Each line below either holds the string "hatására" or doesn't. Count those that do and give only the number.

------ Material to process ------

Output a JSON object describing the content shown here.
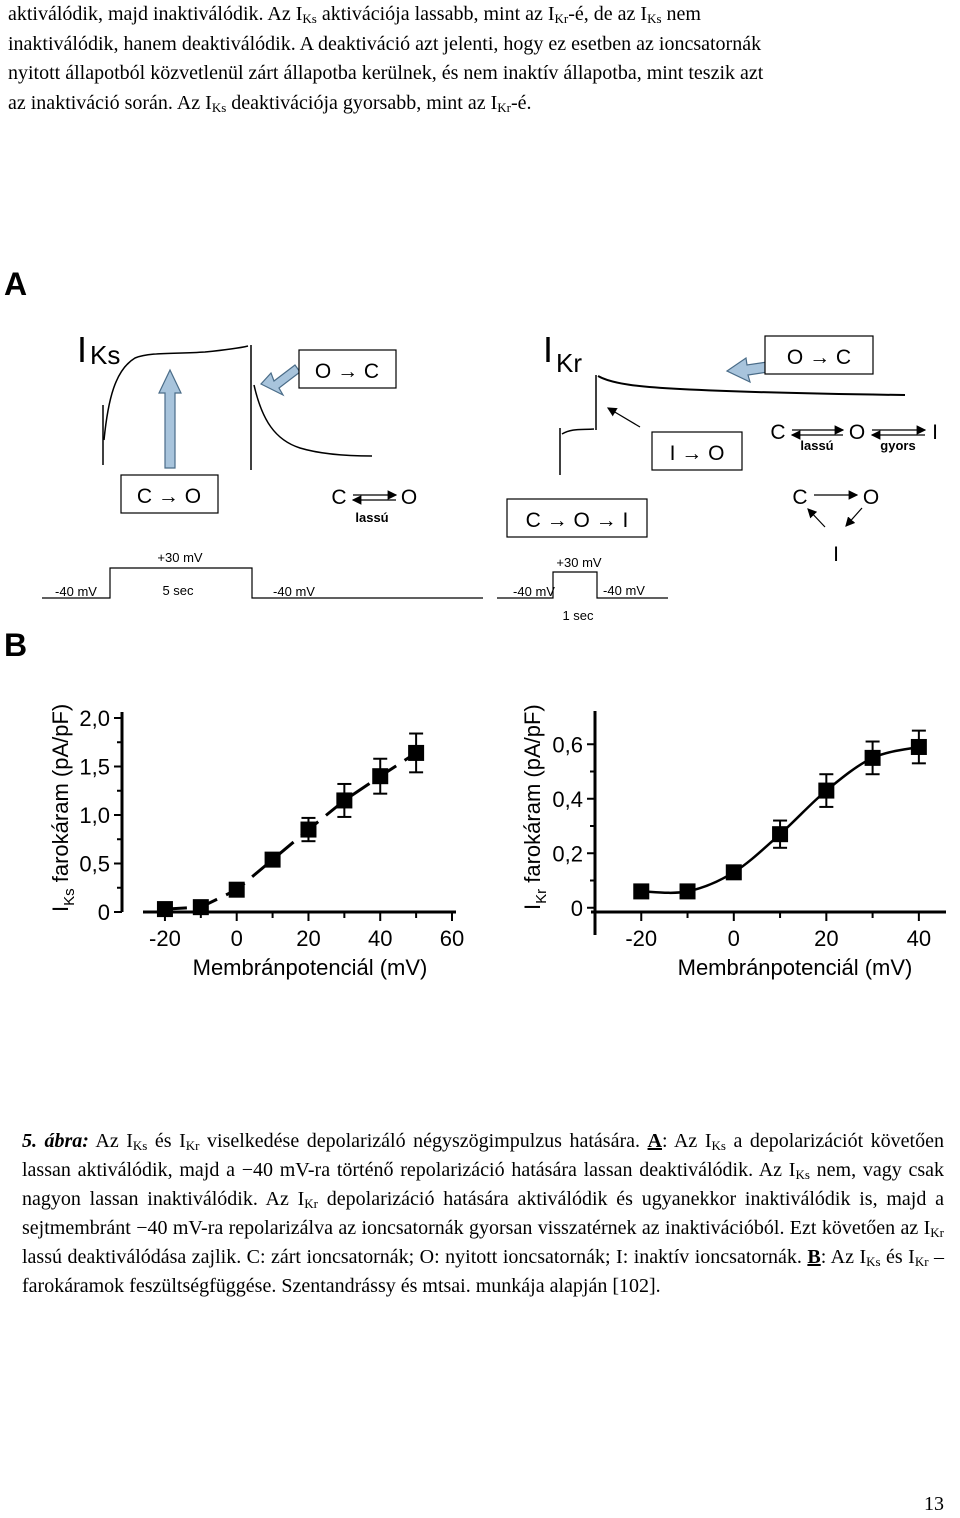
{
  "intro": {
    "l1a": "aktiválódik, majd inaktiválódik. Az I",
    "l1b": " aktivációja lassabb, mint az I",
    "l1c": "-é, de az I",
    "l1d": " nem",
    "l2": "inaktiválódik, hanem deaktiválódik. A deaktiváció azt jelenti, hogy ez esetben az ioncsatornák",
    "l3": "nyitott állapotból közvetlenül zárt állapotba kerülnek, és nem inaktív állapotba, mint teszik azt",
    "l4a": "az inaktiváció során. Az I",
    "l4b": " deaktivációja gyorsabb, mint az I",
    "l4c": "-é.",
    "ks": "Ks",
    "kr": "Kr"
  },
  "panel_a": {
    "letter": "A",
    "iks_main": "I",
    "iks_sub": "Ks",
    "ikr_main": "I",
    "ikr_sub": "Kr",
    "box_oc_left": "O → C",
    "box_co_left": "C → O",
    "slow_c": "C",
    "slow_o": "O",
    "slow_label": "lassú",
    "box_co_i": "C → O → I",
    "box_io": "I → O",
    "box_oc_right": "O → C",
    "chain_c": "C",
    "chain_o": "O",
    "chain_i": "I",
    "chain_slow": "lassú",
    "chain_fast": "gyors",
    "tri_c": "C",
    "tri_o": "O",
    "tri_i": "I",
    "protocol_left": {
      "hold1": "-40 mV",
      "step": "+30 mV",
      "duration": "5 sec",
      "hold2": "-40 mV"
    },
    "protocol_right": {
      "hold1": "-40 mV",
      "step": "+30 mV",
      "hold2": "-40 mV",
      "duration": "1 sec"
    }
  },
  "panel_b": {
    "letter": "B"
  },
  "chart_data": [
    {
      "type": "line",
      "ylabel_main": "I",
      "ylabel_sub": "Ks",
      "ylabel_rest": " farokáram (pA/pF)",
      "xlabel": "Membránpotenciál (mV)",
      "xticks": [
        "-20",
        "0",
        "20",
        "40",
        "60"
      ],
      "yticks": [
        "0",
        "0,5",
        "1,0",
        "1,5",
        "2,0"
      ],
      "xlim": [
        -25,
        60
      ],
      "ylim": [
        0,
        2.0
      ],
      "x": [
        -20,
        -10,
        0,
        10,
        20,
        30,
        40,
        50
      ],
      "y": [
        0.03,
        0.05,
        0.23,
        0.54,
        0.85,
        1.15,
        1.4,
        1.64
      ],
      "err": [
        0.0,
        0.0,
        0.0,
        0.0,
        0.12,
        0.17,
        0.18,
        0.2
      ]
    },
    {
      "type": "line",
      "ylabel_main": "I",
      "ylabel_sub": "Kr",
      "ylabel_rest": " farokáram (pA/pF)",
      "xlabel": "Membránpotenciál (mV)",
      "xticks": [
        "-20",
        "0",
        "20",
        "40"
      ],
      "yticks": [
        "0",
        "0,2",
        "0,4",
        "0,6"
      ],
      "xlim": [
        -30,
        45
      ],
      "ylim": [
        -0.1,
        0.7
      ],
      "x": [
        -20,
        -10,
        0,
        10,
        20,
        30,
        40
      ],
      "y": [
        0.06,
        0.06,
        0.13,
        0.27,
        0.43,
        0.55,
        0.59
      ],
      "err": [
        0.0,
        0.0,
        0.02,
        0.05,
        0.06,
        0.06,
        0.06
      ]
    }
  ],
  "caption": {
    "fig": "5. ábra:",
    "t1": " Az I",
    "t2": " és I",
    "t3": " viselkedése depolarizáló négyszögimpulzus hatására. ",
    "a_label": "A",
    "t4": ": Az I",
    "t5": " a depolarizációt követően lassan aktiválódik, majd a −40 mV-ra történő repolarizáció hatására lassan deaktiválódik. Az I",
    "t6": " nem, vagy csak nagyon lassan inaktiválódik. Az I",
    "t7": " depolarizáció hatására aktiválódik és ugyanekkor inaktiválódik is, majd a sejtmembránt −40 mV-ra repolarizálva az ioncsatornák gyorsan visszatérnek az inaktivációból. Ezt követően az I",
    "t8": " lassú deaktiválódása zajlik. C: zárt ioncsatornák; O: nyitott ioncsatornák; I: inaktív ioncsatornák. ",
    "b_label": "B",
    "t9": ": Az I",
    "t10": " és I",
    "t11": " –farokáramok feszültségfüggése. Szentandrássy és mtsai. munkája alapján [102].",
    "ks": "Ks",
    "kr": "Kr"
  },
  "page_number": "13"
}
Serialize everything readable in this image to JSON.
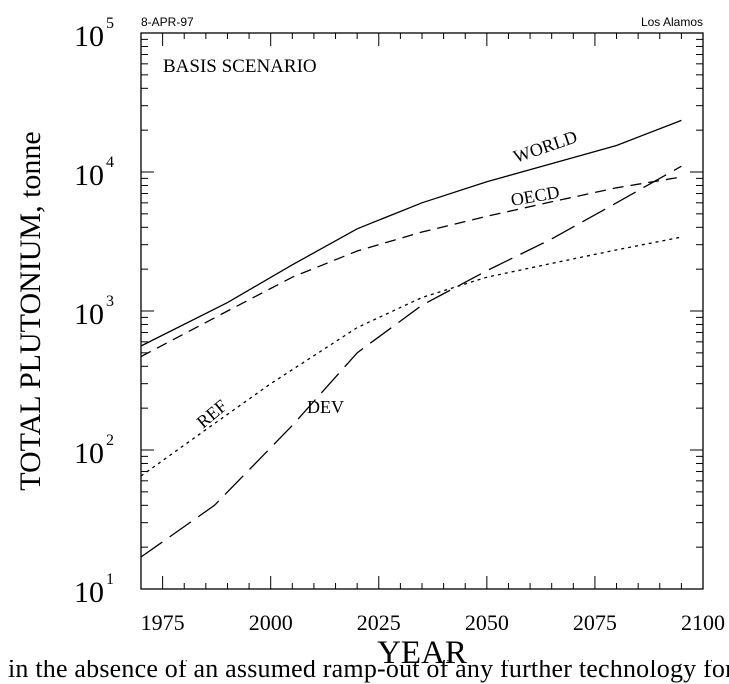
{
  "header": {
    "date_stamp": "8-APR-97",
    "site_stamp": "Los Alamos"
  },
  "caption_fragment": "in the absence of an assumed ramp-out of any further technology for the",
  "chart_data": {
    "type": "line",
    "title": "BASIS SCENARIO",
    "xlabel": "YEAR",
    "ylabel": "TOTAL PLUTONIUM, tonne",
    "xlim": [
      1970,
      2100
    ],
    "ylim": [
      10,
      100000
    ],
    "y_scale": "log",
    "x_ticks": [
      "1975",
      "2000",
      "2025",
      "2050",
      "2075",
      "2100"
    ],
    "y_ticks": [
      {
        "base": "10",
        "exp": "1"
      },
      {
        "base": "10",
        "exp": "2"
      },
      {
        "base": "10",
        "exp": "3"
      },
      {
        "base": "10",
        "exp": "4"
      },
      {
        "base": "10",
        "exp": "5"
      }
    ],
    "grid": false,
    "legend": "none",
    "series": [
      {
        "name": "WORLD",
        "style": "solid",
        "x": [
          1970,
          1990,
          2005,
          2020,
          2035,
          2050,
          2065,
          2080,
          2095
        ],
        "y": [
          560,
          1150,
          2150,
          3900,
          6000,
          8500,
          11500,
          15500,
          23500
        ]
      },
      {
        "name": "OECD",
        "style": "dash",
        "x": [
          1970,
          1990,
          2005,
          2020,
          2035,
          2050,
          2065,
          2080,
          2095
        ],
        "y": [
          470,
          1000,
          1750,
          2700,
          3700,
          4800,
          6100,
          7700,
          9200
        ]
      },
      {
        "name": "REF",
        "style": "dot",
        "x": [
          1970,
          1985,
          2000,
          2020,
          2035,
          2050,
          2065,
          2080,
          2095
        ],
        "y": [
          65,
          140,
          300,
          760,
          1250,
          1750,
          2200,
          2750,
          3400
        ]
      },
      {
        "name": "DEV",
        "style": "longdash",
        "x": [
          1970,
          1987,
          2005,
          2020,
          2035,
          2050,
          2065,
          2080,
          2095
        ],
        "y": [
          17,
          40,
          150,
          500,
          1100,
          1950,
          3300,
          6000,
          11000
        ]
      }
    ]
  }
}
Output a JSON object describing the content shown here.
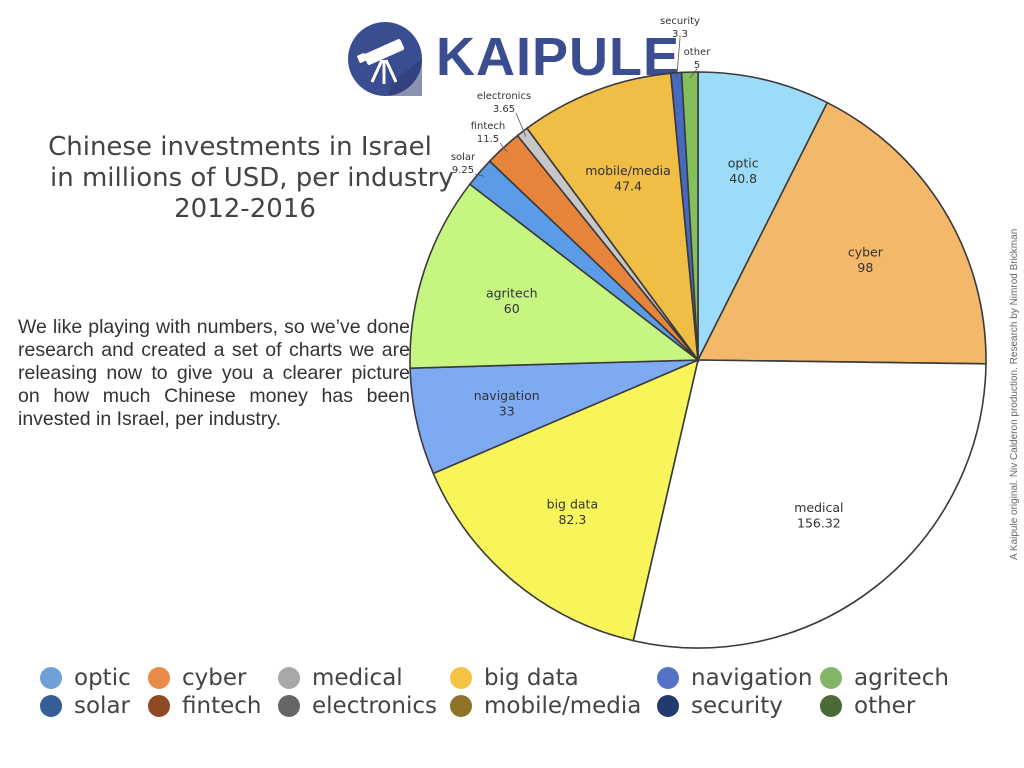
{
  "logo": {
    "text": "KAIPULE",
    "color": "#3b4d91",
    "icon": "telescope-icon"
  },
  "title_lines": [
    "Chinese investments in Israel",
    "in millions of USD, per industry",
    "2012-2016"
  ],
  "description": "We like playing with numbers, so we’ve done research and created a set of charts we are releasing now to give you a clearer picture on how much Chinese money has been invested in Israel, per industry.",
  "credit": "A Kaipule original. Niv Calderon production.  Research by Nimrod Brickman",
  "chart_data": {
    "type": "pie",
    "labels": [
      "optic",
      "cyber",
      "medical",
      "big data",
      "navigation",
      "agritech",
      "solar",
      "fintech",
      "electronics",
      "mobile/media",
      "security",
      "other"
    ],
    "values": [
      40.8,
      98,
      156.32,
      82.3,
      33,
      60,
      9.25,
      11.5,
      3.65,
      47.4,
      3.3,
      5
    ],
    "value_labels": [
      "40.8",
      "98",
      "156.32",
      "82.3",
      "33",
      "60",
      "9.25",
      "11.5",
      "3.65",
      "47.4",
      "3.3",
      "5"
    ],
    "slice_colors": [
      "#9ddcf8",
      "#f3b86a",
      "#ffffff",
      "#f7f55a",
      "#7eaaf2",
      "#c6f582",
      "#5c9be6",
      "#e7843b",
      "#c7c7c7",
      "#f0bd45",
      "#4669c2",
      "#85be5d"
    ],
    "start_angle_deg": 0,
    "direction": "clockwise"
  },
  "legend": [
    {
      "label": "optic",
      "color": "#6fa0d8"
    },
    {
      "label": "cyber",
      "color": "#e88a48"
    },
    {
      "label": "medical",
      "color": "#a8a8a8"
    },
    {
      "label": "big data",
      "color": "#f5c244"
    },
    {
      "label": "navigation",
      "color": "#5573c6"
    },
    {
      "label": "agritech",
      "color": "#83b767"
    },
    {
      "label": "solar",
      "color": "#355e96"
    },
    {
      "label": "fintech",
      "color": "#8e4a20"
    },
    {
      "label": "electronics",
      "color": "#666666"
    },
    {
      "label": "mobile/media",
      "color": "#8c7328"
    },
    {
      "label": "security",
      "color": "#233a6e"
    },
    {
      "label": "other",
      "color": "#4a6b33"
    }
  ]
}
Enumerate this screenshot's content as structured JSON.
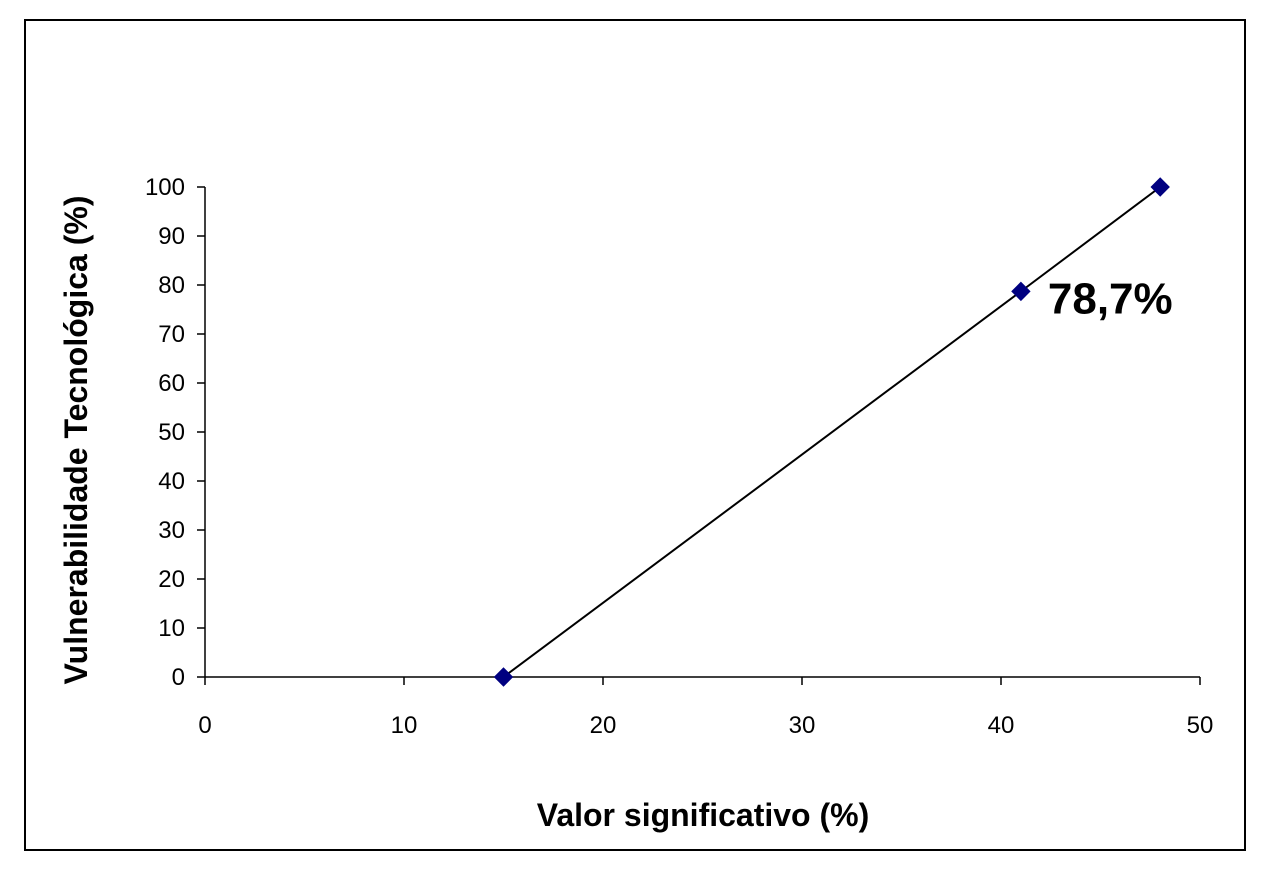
{
  "chart_data": {
    "type": "line",
    "title": "",
    "xlabel": "Valor significativo (%)",
    "ylabel": "Vulnerabilidade Tecnológica (%)",
    "xlim": [
      0,
      50
    ],
    "ylim": [
      0,
      100
    ],
    "xticks": [
      0,
      10,
      20,
      30,
      40,
      50
    ],
    "yticks": [
      0,
      10,
      20,
      30,
      40,
      50,
      60,
      70,
      80,
      90,
      100
    ],
    "grid": false,
    "legend": "none",
    "series": [
      {
        "x": [
          15,
          41,
          48
        ],
        "y": [
          0,
          78.7,
          100
        ],
        "marker": "diamond",
        "marker_color": "#000080",
        "line_color": "#000000"
      }
    ],
    "annotations": [
      {
        "text": "78,7%",
        "x": 41,
        "y": 78.7
      }
    ]
  }
}
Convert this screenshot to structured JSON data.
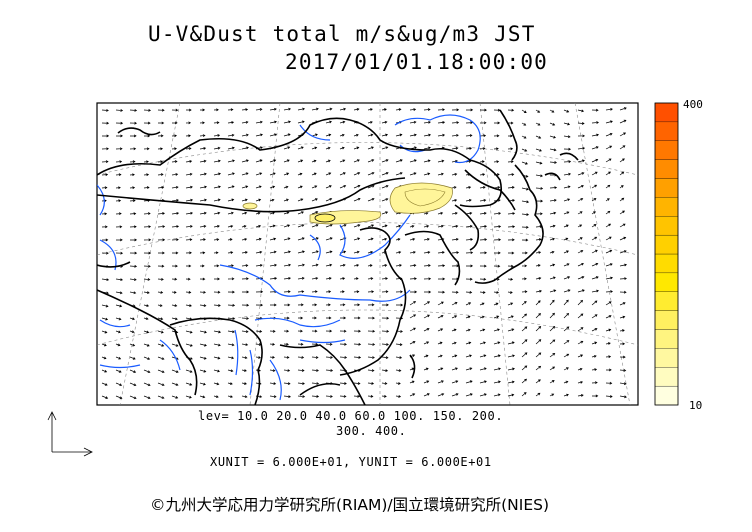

------

▶ [Full output]:
3